INSTRUCTION: Pictures aside, write out every record exactly as it appears.

************

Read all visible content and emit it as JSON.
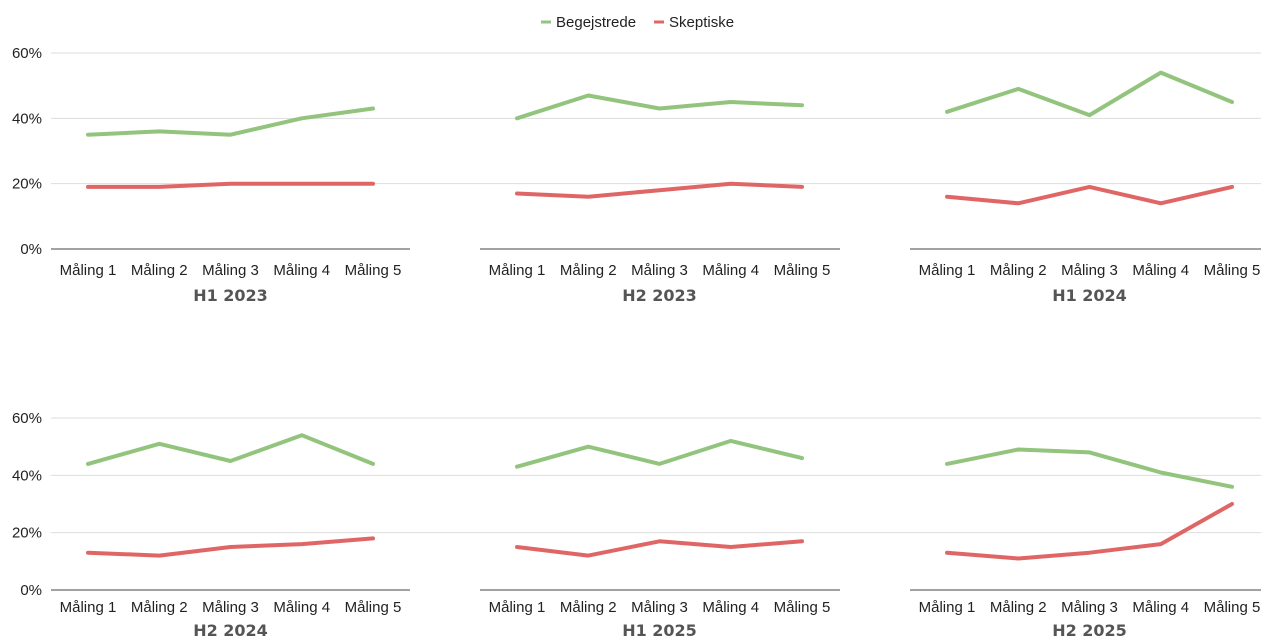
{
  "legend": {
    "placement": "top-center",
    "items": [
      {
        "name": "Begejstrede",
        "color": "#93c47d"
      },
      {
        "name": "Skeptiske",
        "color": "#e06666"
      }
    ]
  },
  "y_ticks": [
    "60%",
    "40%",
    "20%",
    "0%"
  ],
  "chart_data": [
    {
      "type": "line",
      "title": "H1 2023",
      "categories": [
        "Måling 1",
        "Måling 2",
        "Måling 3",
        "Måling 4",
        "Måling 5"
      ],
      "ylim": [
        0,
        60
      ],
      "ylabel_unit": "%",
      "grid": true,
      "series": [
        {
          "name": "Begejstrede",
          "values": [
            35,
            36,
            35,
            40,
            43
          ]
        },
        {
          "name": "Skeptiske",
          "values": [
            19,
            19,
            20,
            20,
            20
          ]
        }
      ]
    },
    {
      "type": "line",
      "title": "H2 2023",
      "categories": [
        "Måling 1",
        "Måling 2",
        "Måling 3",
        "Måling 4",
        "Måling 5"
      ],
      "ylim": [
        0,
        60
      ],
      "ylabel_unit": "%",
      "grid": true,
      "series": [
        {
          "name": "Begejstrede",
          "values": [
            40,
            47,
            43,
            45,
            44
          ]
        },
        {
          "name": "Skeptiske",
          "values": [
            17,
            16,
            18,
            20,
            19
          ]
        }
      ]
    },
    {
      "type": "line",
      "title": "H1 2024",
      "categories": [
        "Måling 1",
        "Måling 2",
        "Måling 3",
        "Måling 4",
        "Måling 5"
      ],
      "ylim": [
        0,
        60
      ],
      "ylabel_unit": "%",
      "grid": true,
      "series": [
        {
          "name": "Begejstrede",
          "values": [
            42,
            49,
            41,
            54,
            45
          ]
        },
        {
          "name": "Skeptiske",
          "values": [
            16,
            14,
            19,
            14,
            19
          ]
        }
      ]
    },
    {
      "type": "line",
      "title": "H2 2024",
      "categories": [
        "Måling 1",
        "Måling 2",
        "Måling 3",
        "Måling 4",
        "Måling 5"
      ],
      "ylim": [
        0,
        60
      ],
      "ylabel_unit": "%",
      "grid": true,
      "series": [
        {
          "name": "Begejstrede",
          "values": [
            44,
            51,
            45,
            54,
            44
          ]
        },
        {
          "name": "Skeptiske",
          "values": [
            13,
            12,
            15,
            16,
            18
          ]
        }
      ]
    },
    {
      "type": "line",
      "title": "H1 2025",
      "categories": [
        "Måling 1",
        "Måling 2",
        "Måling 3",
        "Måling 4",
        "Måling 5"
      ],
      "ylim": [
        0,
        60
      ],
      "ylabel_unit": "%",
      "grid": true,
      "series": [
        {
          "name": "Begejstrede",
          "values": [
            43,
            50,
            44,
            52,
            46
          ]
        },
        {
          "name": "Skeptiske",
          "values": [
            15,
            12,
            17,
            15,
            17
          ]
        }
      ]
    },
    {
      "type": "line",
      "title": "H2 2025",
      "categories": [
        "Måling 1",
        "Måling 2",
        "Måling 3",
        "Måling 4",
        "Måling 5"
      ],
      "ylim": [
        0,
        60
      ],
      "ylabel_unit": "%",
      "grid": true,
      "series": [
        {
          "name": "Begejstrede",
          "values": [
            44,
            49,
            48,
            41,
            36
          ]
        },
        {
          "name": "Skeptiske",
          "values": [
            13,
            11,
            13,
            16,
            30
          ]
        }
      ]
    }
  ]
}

************

WRITTEN REPLY:
Read all visible content and emit it as JSON.
{
  "legend": {
    "placement": "top-center",
    "items": [
      {
        "name": "Begejstrede",
        "color": "#93c47d"
      },
      {
        "name": "Skeptiske",
        "color": "#e06666"
      }
    ]
  },
  "y_ticks": [
    "60%",
    "40%",
    "20%",
    "0%"
  ],
  "chart_data": [
    {
      "type": "line",
      "title": "H1 2023",
      "categories": [
        "Måling 1",
        "Måling 2",
        "Måling 3",
        "Måling 4",
        "Måling 5"
      ],
      "ylim": [
        0,
        60
      ],
      "ylabel_unit": "%",
      "grid": true,
      "series": [
        {
          "name": "Begejstrede",
          "values": [
            35,
            36,
            35,
            40,
            43
          ]
        },
        {
          "name": "Skeptiske",
          "values": [
            19,
            19,
            20,
            20,
            20
          ]
        }
      ]
    },
    {
      "type": "line",
      "title": "H2 2023",
      "categories": [
        "Måling 1",
        "Måling 2",
        "Måling 3",
        "Måling 4",
        "Måling 5"
      ],
      "ylim": [
        0,
        60
      ],
      "ylabel_unit": "%",
      "grid": true,
      "series": [
        {
          "name": "Begejstrede",
          "values": [
            40,
            47,
            43,
            45,
            44
          ]
        },
        {
          "name": "Skeptiske",
          "values": [
            17,
            16,
            18,
            20,
            19
          ]
        }
      ]
    },
    {
      "type": "line",
      "title": "H1 2024",
      "categories": [
        "Måling 1",
        "Måling 2",
        "Måling 3",
        "Måling 4",
        "Måling 5"
      ],
      "ylim": [
        0,
        60
      ],
      "ylabel_unit": "%",
      "grid": true,
      "series": [
        {
          "name": "Begejstrede",
          "values": [
            42,
            49,
            41,
            54,
            45
          ]
        },
        {
          "name": "Skeptiske",
          "values": [
            16,
            14,
            19,
            14,
            19
          ]
        }
      ]
    },
    {
      "type": "line",
      "title": "H2 2024",
      "categories": [
        "Måling 1",
        "Måling 2",
        "Måling 3",
        "Måling 4",
        "Måling 5"
      ],
      "ylim": [
        0,
        60
      ],
      "ylabel_unit": "%",
      "grid": true,
      "series": [
        {
          "name": "Begejstrede",
          "values": [
            44,
            51,
            45,
            54,
            44
          ]
        },
        {
          "name": "Skeptiske",
          "values": [
            13,
            12,
            15,
            16,
            18
          ]
        }
      ]
    },
    {
      "type": "line",
      "title": "H1 2025",
      "categories": [
        "Måling 1",
        "Måling 2",
        "Måling 3",
        "Måling 4",
        "Måling 5"
      ],
      "ylim": [
        0,
        60
      ],
      "ylabel_unit": "%",
      "grid": true,
      "series": [
        {
          "name": "Begejstrede",
          "values": [
            43,
            50,
            44,
            52,
            46
          ]
        },
        {
          "name": "Skeptiske",
          "values": [
            15,
            12,
            17,
            15,
            17
          ]
        }
      ]
    },
    {
      "type": "line",
      "title": "H2 2025",
      "categories": [
        "Måling 1",
        "Måling 2",
        "Måling 3",
        "Måling 4",
        "Måling 5"
      ],
      "ylim": [
        0,
        60
      ],
      "ylabel_unit": "%",
      "grid": true,
      "series": [
        {
          "name": "Begejstrede",
          "values": [
            44,
            49,
            48,
            41,
            36
          ]
        },
        {
          "name": "Skeptiske",
          "values": [
            13,
            11,
            13,
            16,
            30
          ]
        }
      ]
    }
  ]
}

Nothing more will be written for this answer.